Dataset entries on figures
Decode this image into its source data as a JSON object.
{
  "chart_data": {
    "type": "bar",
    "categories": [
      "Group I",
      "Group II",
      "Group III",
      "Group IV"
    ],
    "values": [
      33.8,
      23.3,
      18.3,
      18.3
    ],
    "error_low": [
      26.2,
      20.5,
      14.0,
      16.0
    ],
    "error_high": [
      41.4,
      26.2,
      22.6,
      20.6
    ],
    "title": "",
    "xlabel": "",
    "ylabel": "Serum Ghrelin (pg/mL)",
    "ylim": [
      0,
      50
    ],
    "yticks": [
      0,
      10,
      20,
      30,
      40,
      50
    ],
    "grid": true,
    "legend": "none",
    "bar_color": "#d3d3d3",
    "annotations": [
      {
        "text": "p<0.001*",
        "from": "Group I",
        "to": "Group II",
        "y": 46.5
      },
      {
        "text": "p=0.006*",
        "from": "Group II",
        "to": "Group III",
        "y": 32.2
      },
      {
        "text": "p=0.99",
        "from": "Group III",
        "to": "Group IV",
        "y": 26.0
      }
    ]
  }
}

● **WRITTEN INSTRUCTION**
The records above should be duplicated in full, exactly as given.

● **RESULT**
Decode this image into its source data as a JSON object.
{
  "chart_data": {
    "type": "bar",
    "categories": [
      "Group I",
      "Group II",
      "Group III",
      "Group IV"
    ],
    "values": [
      33.8,
      23.3,
      18.3,
      18.3
    ],
    "error_low": [
      26.2,
      20.5,
      14.0,
      16.0
    ],
    "error_high": [
      41.4,
      26.2,
      22.6,
      20.6
    ],
    "title": "",
    "xlabel": "",
    "ylabel": "Serum Ghrelin (pg/mL)",
    "ylim": [
      0,
      50
    ],
    "yticks": [
      0,
      10,
      20,
      30,
      40,
      50
    ],
    "grid": true,
    "legend": "none",
    "bar_color": "#d3d3d3",
    "annotations": [
      {
        "text": "p<0.001*",
        "from": "Group I",
        "to": "Group II",
        "y": 46.5
      },
      {
        "text": "p=0.006*",
        "from": "Group II",
        "to": "Group III",
        "y": 32.2
      },
      {
        "text": "p=0.99",
        "from": "Group III",
        "to": "Group IV",
        "y": 26.0
      }
    ]
  }
}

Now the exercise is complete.